:: 文档片段 ::

────────────────

Input-Output Memory Management Unit

        
Intel IOMMU Introduction https://kernelgo.org/intel_iommu.html
https://blog.csdn.net/21cnbao/article/details/106293976

对于Intel的硬件辅助虚拟化方案而言核心的两大技术分别是VT-x和VT-d。其中VT-x中主要引入了non-root模式(VMCS)以及EPT页表等技术，主要关注于vCPU的虚拟化和内存虚拟化。而VT-d的引入则是重点关注设备直通(passthrough)方面（即IO虚拟化）。

VT-x中在non-root模式下，MMU直接使用EPT page table来完成GPA->HVA->HPA的两级翻译， VT-d中在non-root模式下，则由IOMMU来使用Context Table和IOMMU page table完成设备DMA请求过程中的HPA->HVA->GPA的翻译．二者极为相似，唯一的不同之处在于CPU访问内存（直通设备IO Memory）是通过MMU查找EPT页表完成地址翻译，而直通设备访问内存的请求则是通过IOMMU查找IOMMU页表来完成地址翻译的。本文重点来探索一下Intel IOMMU的工作机制。

────────────────

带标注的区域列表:
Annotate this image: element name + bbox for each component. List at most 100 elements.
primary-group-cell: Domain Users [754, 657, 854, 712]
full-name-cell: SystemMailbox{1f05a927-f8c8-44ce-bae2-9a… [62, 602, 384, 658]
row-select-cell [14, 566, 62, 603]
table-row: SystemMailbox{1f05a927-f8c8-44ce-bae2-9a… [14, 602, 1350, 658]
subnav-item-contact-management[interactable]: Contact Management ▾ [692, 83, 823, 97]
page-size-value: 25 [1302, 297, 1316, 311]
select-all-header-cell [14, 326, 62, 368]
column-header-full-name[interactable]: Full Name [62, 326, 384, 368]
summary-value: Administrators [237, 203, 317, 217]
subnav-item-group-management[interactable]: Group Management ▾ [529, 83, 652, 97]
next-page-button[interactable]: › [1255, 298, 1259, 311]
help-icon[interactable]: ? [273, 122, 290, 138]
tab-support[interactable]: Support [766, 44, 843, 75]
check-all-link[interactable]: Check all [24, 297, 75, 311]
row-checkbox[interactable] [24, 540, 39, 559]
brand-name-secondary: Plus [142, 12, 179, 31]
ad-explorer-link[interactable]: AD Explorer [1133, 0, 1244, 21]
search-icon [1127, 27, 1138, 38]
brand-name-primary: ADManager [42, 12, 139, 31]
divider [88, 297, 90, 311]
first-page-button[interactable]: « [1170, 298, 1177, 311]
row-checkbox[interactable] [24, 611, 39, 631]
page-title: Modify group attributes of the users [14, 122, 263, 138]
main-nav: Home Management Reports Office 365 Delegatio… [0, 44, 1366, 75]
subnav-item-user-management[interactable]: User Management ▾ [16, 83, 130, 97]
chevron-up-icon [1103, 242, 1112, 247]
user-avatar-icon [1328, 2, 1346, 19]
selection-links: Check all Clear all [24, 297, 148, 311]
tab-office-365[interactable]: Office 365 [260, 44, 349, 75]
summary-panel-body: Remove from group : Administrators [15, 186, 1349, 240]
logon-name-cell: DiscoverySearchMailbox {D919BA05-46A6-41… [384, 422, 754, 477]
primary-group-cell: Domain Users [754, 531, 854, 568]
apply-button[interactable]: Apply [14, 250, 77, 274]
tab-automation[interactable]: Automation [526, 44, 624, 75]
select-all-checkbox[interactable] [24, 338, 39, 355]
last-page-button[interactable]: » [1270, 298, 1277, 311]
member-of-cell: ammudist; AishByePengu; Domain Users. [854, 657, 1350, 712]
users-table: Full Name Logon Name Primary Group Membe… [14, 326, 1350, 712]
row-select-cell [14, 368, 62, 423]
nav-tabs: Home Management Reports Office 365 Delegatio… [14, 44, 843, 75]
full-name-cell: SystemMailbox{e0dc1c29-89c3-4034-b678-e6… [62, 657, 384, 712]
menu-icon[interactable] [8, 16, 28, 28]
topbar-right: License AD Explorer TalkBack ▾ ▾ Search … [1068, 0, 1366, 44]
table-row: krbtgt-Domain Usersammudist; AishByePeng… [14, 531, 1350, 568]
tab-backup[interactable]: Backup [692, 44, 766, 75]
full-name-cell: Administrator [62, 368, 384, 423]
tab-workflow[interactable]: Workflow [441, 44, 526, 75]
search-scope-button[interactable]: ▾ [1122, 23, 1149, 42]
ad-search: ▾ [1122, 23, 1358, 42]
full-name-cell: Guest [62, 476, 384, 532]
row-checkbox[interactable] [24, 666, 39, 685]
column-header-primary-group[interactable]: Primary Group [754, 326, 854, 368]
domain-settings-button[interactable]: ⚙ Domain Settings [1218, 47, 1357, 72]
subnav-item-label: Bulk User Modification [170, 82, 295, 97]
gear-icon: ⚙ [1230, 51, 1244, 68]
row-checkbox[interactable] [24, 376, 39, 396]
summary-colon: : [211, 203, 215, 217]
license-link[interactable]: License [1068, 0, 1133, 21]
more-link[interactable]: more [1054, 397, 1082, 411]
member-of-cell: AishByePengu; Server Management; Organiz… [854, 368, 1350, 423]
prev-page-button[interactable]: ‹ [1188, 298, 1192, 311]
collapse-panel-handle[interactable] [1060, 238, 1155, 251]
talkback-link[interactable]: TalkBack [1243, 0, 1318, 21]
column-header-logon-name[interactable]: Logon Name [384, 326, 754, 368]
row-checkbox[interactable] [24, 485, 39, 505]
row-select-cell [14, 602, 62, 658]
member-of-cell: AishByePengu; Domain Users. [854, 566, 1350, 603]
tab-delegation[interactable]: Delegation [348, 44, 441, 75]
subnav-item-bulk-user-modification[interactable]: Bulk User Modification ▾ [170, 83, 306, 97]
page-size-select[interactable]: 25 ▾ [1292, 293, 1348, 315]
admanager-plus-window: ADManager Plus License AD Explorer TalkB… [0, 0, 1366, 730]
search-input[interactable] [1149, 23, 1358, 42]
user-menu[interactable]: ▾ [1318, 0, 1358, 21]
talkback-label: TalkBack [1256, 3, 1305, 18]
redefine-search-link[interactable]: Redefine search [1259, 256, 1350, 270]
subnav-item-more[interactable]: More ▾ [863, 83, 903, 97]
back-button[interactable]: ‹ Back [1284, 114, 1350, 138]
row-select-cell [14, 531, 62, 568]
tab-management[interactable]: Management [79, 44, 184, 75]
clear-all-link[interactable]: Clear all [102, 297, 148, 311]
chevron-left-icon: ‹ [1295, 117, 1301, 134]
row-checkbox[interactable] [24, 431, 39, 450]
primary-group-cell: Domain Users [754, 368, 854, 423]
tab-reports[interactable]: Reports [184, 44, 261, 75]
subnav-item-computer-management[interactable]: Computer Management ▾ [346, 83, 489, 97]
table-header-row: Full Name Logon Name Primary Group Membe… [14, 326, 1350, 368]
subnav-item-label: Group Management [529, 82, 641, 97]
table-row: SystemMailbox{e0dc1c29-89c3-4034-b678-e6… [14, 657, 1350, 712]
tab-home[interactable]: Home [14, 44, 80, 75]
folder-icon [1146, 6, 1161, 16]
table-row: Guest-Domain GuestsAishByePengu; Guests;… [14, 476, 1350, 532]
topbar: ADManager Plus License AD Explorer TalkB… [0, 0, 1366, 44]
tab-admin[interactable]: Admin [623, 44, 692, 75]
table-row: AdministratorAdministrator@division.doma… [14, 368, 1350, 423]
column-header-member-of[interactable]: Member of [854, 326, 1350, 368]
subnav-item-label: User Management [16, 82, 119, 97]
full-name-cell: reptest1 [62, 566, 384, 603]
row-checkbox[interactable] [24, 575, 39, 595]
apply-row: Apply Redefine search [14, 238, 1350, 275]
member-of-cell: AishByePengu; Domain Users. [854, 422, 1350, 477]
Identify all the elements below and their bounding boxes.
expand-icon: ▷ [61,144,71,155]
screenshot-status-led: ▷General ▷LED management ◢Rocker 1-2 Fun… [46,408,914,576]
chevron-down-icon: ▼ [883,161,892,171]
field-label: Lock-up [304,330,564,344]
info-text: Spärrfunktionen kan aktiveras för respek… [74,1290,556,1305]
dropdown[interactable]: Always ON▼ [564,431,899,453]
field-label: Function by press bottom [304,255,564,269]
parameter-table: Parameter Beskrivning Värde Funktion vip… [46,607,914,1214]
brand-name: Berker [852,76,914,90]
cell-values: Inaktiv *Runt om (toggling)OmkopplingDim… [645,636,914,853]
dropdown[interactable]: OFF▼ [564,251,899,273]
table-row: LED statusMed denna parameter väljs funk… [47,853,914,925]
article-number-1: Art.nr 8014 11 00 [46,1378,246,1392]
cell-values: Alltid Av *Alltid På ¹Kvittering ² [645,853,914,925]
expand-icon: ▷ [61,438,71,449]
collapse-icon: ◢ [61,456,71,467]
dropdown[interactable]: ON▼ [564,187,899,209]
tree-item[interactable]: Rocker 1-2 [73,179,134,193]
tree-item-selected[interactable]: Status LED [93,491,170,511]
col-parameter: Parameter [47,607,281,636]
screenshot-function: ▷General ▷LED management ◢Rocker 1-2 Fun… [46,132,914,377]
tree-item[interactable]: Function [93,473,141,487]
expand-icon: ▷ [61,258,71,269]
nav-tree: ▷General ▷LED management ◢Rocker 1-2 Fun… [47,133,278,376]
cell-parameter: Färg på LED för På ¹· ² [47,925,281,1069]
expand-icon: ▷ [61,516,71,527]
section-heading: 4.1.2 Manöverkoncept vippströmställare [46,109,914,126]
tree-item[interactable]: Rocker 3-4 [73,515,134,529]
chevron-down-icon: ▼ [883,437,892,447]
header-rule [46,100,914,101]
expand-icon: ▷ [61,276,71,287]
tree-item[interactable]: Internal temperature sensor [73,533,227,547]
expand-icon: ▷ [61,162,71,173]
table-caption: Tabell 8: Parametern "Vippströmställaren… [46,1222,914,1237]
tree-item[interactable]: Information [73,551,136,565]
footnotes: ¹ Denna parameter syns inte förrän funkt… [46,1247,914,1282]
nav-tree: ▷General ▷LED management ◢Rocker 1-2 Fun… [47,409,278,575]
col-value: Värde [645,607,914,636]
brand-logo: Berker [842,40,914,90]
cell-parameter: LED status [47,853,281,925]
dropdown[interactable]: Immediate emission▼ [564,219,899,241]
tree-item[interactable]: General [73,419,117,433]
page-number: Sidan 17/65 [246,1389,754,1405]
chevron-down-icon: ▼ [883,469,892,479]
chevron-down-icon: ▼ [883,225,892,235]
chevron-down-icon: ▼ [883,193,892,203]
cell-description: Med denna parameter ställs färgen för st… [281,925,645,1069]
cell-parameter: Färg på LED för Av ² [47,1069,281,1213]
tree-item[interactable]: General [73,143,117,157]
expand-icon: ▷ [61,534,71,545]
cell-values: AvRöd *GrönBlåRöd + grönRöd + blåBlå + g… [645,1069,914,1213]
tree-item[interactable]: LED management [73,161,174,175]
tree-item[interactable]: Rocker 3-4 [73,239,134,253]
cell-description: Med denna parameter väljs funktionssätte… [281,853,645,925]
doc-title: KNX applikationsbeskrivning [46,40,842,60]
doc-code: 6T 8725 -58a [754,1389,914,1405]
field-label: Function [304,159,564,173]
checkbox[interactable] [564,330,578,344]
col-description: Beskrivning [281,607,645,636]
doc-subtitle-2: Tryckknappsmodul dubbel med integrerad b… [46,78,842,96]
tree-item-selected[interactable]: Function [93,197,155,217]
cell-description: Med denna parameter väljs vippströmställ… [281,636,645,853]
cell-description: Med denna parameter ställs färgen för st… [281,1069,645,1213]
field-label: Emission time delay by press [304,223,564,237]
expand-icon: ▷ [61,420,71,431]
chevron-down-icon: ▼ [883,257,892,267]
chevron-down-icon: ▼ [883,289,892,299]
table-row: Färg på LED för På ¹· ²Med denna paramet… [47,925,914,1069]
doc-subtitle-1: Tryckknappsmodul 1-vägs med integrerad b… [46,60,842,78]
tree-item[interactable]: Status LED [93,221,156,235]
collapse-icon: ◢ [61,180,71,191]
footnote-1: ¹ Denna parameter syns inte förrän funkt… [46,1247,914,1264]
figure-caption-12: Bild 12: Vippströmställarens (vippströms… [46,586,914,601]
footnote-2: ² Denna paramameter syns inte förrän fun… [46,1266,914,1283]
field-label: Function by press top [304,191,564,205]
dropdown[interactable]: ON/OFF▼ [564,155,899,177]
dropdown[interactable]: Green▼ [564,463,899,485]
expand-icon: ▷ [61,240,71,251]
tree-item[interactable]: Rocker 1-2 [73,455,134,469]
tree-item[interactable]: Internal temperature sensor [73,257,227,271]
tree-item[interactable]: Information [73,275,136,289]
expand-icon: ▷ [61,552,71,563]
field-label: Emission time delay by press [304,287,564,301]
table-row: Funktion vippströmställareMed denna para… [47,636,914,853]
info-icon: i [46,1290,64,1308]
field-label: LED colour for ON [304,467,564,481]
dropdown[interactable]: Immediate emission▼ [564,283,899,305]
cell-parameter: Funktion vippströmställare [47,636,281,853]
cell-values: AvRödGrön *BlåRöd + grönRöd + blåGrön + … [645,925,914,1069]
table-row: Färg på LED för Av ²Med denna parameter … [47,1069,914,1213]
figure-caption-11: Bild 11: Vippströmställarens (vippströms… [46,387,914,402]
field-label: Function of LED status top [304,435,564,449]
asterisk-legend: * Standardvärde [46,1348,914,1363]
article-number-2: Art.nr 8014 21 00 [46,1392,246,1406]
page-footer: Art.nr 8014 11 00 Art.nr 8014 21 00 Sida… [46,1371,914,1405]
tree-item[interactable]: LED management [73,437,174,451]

────────────────

:: 任务与练习 ::
1: 请从条目的第一行开始，一直到包含“row-select-cell [14, 566, 62, 603]”的那一行为止，将这些条目行原样照抄一遍，首尾两行都包括在内。
2: 接着上文那篇介绍Intel IOMMU的文章，从它停下的地方往下续写。

:: 参考答案 ::
1:
Annotate this image: element name + bbox for each component. List at most 100 elements.
primary-group-cell: Domain Users [754, 657, 854, 712]
full-name-cell: SystemMailbox{1f05a927-f8c8-44ce-bae2-9a… [62, 602, 384, 658]
row-select-cell [14, 566, 62, 603]

2:
非根模式是Guest CPU的执行环境，根模式是Host CPU的执行环境

IOMMU - vt-d intel virtualization Technology for Directed I/O

        
ARMv8 Virtualization Overview https://kernelgo.org/armv8-virt-guide.html
https://blog.csdn.net/21cnbao/article/details/105480147

以Intel的IOMMU来分析：

一、虚拟地址

1、虚拟地址空间：iova domain

iommu probe时，初始化iova domain

1>初始化保留区域

dmar_init_reserved_ranges 初始化reserved_iova_list 初始化保留的区域。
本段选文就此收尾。